(Given exercise) Omit the pictures and return every entry exactly as written.

(Record set)
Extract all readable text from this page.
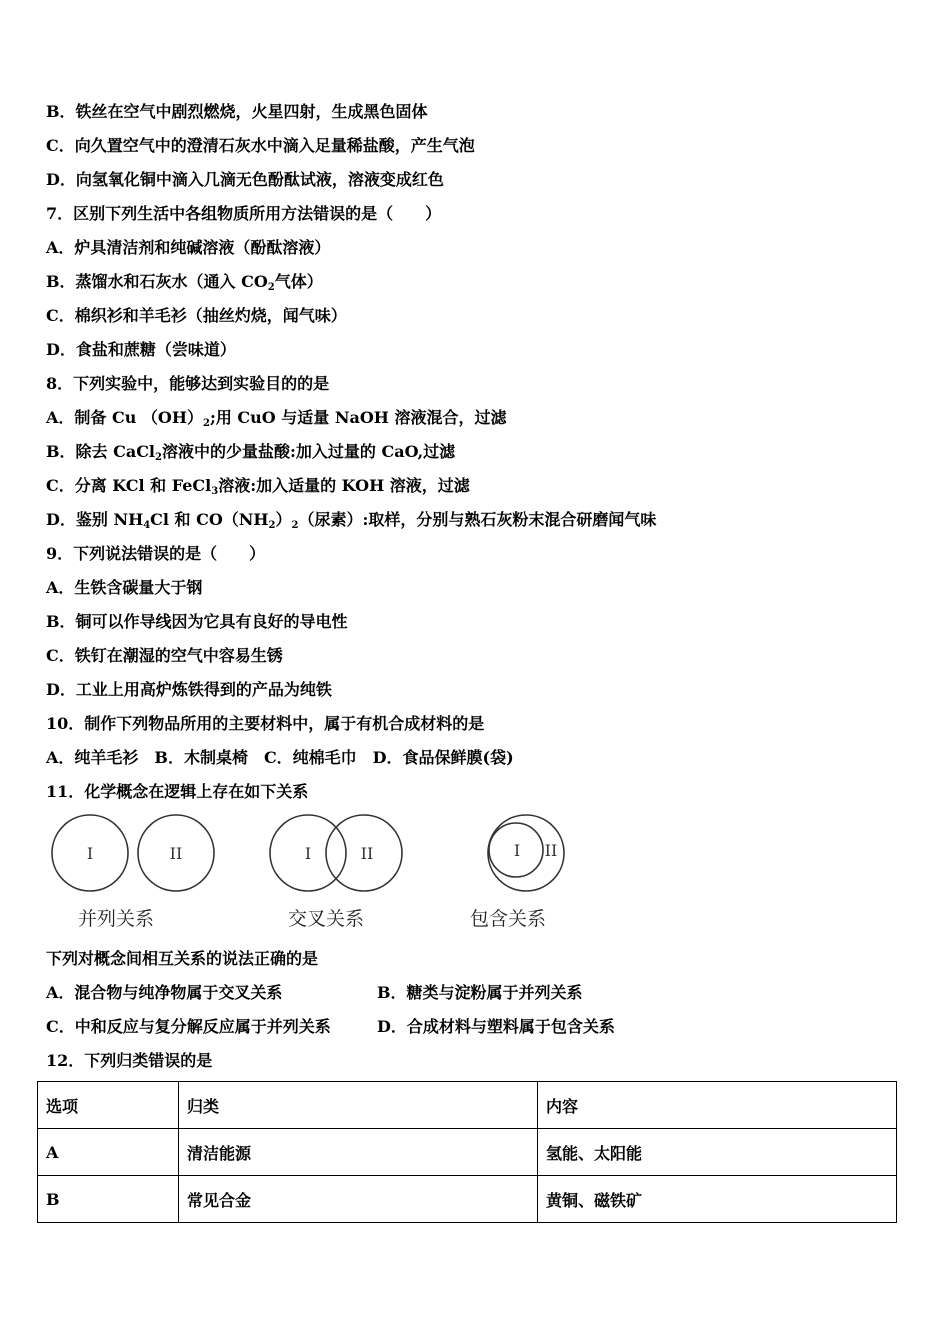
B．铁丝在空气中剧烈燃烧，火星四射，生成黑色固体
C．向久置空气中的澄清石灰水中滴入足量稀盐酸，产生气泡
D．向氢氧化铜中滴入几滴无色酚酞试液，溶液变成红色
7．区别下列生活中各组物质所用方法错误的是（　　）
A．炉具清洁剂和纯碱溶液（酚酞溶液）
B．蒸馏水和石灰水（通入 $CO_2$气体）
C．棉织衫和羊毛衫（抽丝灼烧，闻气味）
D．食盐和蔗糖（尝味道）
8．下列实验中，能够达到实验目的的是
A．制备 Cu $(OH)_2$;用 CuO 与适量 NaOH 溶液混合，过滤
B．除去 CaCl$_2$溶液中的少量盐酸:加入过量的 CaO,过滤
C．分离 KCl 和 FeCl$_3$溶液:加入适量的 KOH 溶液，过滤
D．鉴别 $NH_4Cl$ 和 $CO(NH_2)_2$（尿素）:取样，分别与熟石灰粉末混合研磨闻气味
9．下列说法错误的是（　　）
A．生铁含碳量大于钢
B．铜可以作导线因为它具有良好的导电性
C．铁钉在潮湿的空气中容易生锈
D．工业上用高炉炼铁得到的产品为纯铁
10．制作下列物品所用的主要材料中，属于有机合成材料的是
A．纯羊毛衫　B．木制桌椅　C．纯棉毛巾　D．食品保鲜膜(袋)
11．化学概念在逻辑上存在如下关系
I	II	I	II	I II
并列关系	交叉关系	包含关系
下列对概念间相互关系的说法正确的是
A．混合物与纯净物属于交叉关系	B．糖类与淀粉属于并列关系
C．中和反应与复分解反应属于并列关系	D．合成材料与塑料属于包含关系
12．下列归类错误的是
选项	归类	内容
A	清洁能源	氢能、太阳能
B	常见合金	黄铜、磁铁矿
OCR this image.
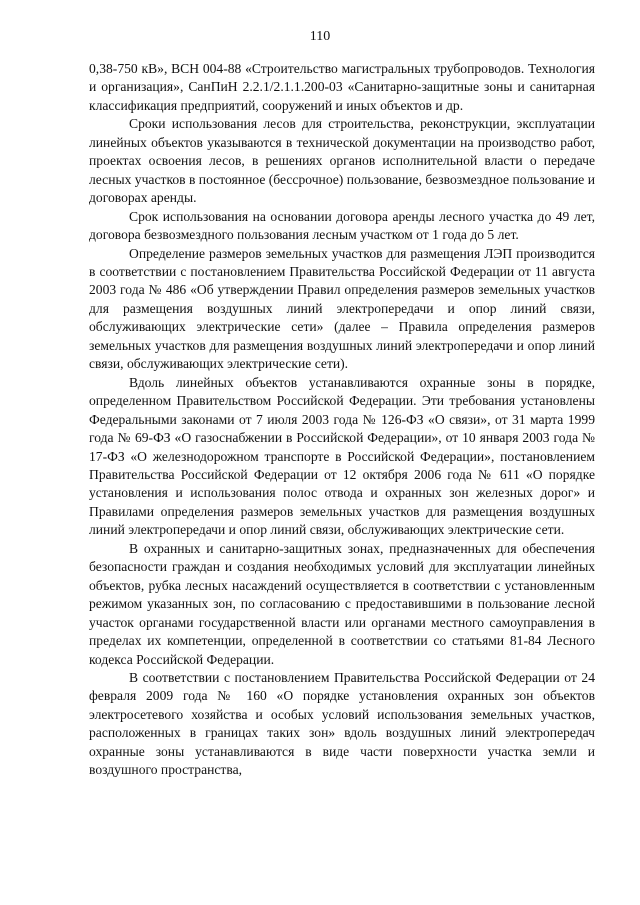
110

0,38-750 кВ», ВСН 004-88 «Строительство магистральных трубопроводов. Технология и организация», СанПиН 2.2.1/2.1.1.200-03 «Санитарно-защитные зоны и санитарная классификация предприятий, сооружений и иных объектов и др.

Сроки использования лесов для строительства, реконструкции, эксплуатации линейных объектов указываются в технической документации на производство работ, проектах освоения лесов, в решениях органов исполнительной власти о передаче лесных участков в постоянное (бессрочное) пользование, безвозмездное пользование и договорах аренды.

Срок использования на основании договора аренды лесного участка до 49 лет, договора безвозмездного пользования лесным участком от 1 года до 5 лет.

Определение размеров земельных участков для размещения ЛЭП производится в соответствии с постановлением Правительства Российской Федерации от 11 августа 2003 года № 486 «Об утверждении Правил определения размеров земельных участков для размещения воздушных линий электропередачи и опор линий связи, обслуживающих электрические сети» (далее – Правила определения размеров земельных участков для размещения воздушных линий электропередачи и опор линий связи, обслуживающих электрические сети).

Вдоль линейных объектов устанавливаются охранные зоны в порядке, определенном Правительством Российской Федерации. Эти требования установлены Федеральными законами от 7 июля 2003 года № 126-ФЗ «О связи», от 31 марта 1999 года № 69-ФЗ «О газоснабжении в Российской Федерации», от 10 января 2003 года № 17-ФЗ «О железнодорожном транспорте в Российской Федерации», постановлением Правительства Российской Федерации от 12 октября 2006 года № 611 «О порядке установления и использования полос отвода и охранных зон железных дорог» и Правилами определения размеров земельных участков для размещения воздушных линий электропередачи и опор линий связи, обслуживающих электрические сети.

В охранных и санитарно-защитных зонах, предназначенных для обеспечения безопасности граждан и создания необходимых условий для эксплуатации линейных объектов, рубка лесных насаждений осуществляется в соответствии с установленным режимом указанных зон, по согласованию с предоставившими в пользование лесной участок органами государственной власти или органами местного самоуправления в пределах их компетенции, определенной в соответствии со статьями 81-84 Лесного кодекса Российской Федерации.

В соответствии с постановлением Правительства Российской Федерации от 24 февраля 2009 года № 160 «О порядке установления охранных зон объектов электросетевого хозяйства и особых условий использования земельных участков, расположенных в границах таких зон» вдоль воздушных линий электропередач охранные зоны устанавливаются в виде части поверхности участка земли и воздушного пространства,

(Exercise response)
Extract all readable text from this page.
B．铁丝在空气中剧烈燃烧，火星四射，生成黑色固体
C．向久置空气中的澄清石灰水中滴入足量稀盐酸，产生气泡
D．向氢氧化铜中滴入几滴无色酚酞试液，溶液变成红色
7．区别下列生活中各组物质所用方法错误的是（　　）
A．炉具清洁剂和纯碱溶液（酚酞溶液）
B．蒸馏水和石灰水（通入 $CO_2$气体）
C．棉织衫和羊毛衫（抽丝灼烧，闻气味）
D．食盐和蔗糖（尝味道）
8．下列实验中，能够达到实验目的的是
A．制备 Cu $(OH)_2$;用 CuO 与适量 NaOH 溶液混合，过滤
B．除去 CaCl$_2$溶液中的少量盐酸:加入过量的 CaO,过滤
C．分离 KCl 和 FeCl$_3$溶液:加入适量的 KOH 溶液，过滤
D．鉴别 $NH_4Cl$ 和 $CO(NH_2)_2$（尿素）:取样，分别与熟石灰粉末混合研磨闻气味
9．下列说法错误的是（　　）
A．生铁含碳量大于钢
B．铜可以作导线因为它具有良好的导电性
C．铁钉在潮湿的空气中容易生锈
D．工业上用高炉炼铁得到的产品为纯铁
10．制作下列物品所用的主要材料中，属于有机合成材料的是
A．纯羊毛衫　B．木制桌椅　C．纯棉毛巾　D．食品保鲜膜(袋)
11．化学概念在逻辑上存在如下关系
I	II	I	II	I II
并列关系	交叉关系	包含关系
下列对概念间相互关系的说法正确的是
A．混合物与纯净物属于交叉关系	B．糖类与淀粉属于并列关系
C．中和反应与复分解反应属于并列关系	D．合成材料与塑料属于包含关系
12．下列归类错误的是
选项	归类	内容
A	清洁能源	氢能、太阳能
B	常见合金	黄铜、磁铁矿
OCR this image.
110

0,38-750 кВ», ВСН 004-88 «Строительство магистральных трубопроводов. Технология и организация», СанПиН 2.2.1/2.1.1.200-03 «Санитарно-защитные зоны и санитарная классификация предприятий, сооружений и иных объектов и др.

Сроки использования лесов для строительства, реконструкции, эксплуатации линейных объектов указываются в технической документации на производство работ, проектах освоения лесов, в решениях органов исполнительной власти о передаче лесных участков в постоянное (бессрочное) пользование, безвозмездное пользование и договорах аренды.

Срок использования на основании договора аренды лесного участка до 49 лет, договора безвозмездного пользования лесным участком от 1 года до 5 лет.

Определение размеров земельных участков для размещения ЛЭП производится в соответствии с постановлением Правительства Российской Федерации от 11 августа 2003 года № 486 «Об утверждении Правил определения размеров земельных участков для размещения воздушных линий электропередачи и опор линий связи, обслуживающих электрические сети» (далее – Правила определения размеров земельных участков для размещения воздушных линий электропередачи и опор линий связи, обслуживающих электрические сети).

Вдоль линейных объектов устанавливаются охранные зоны в порядке, определенном Правительством Российской Федерации. Эти требования установлены Федеральными законами от 7 июля 2003 года № 126-ФЗ «О связи», от 31 марта 1999 года № 69-ФЗ «О газоснабжении в Российской Федерации», от 10 января 2003 года № 17-ФЗ «О железнодорожном транспорте в Российской Федерации», постановлением Правительства Российской Федерации от 12 октября 2006 года № 611 «О порядке установления и использования полос отвода и охранных зон железных дорог» и Правилами определения размеров земельных участков для размещения воздушных линий электропередачи и опор линий связи, обслуживающих электрические сети.

В охранных и санитарно-защитных зонах, предназначенных для обеспечения безопасности граждан и создания необходимых условий для эксплуатации линейных объектов, рубка лесных насаждений осуществляется в соответствии с установленным режимом указанных зон, по согласованию с предоставившими в пользование лесной участок органами государственной власти или органами местного самоуправления в пределах их компетенции, определенной в соответствии со статьями 81-84 Лесного кодекса Российской Федерации.

В соответствии с постановлением Правительства Российской Федерации от 24 февраля 2009 года № 160 «О порядке установления охранных зон объектов электросетевого хозяйства и особых условий использования земельных участков, расположенных в границах таких зон» вдоль воздушных линий электропередач охранные зоны устанавливаются в виде части поверхности участка земли и воздушного пространства,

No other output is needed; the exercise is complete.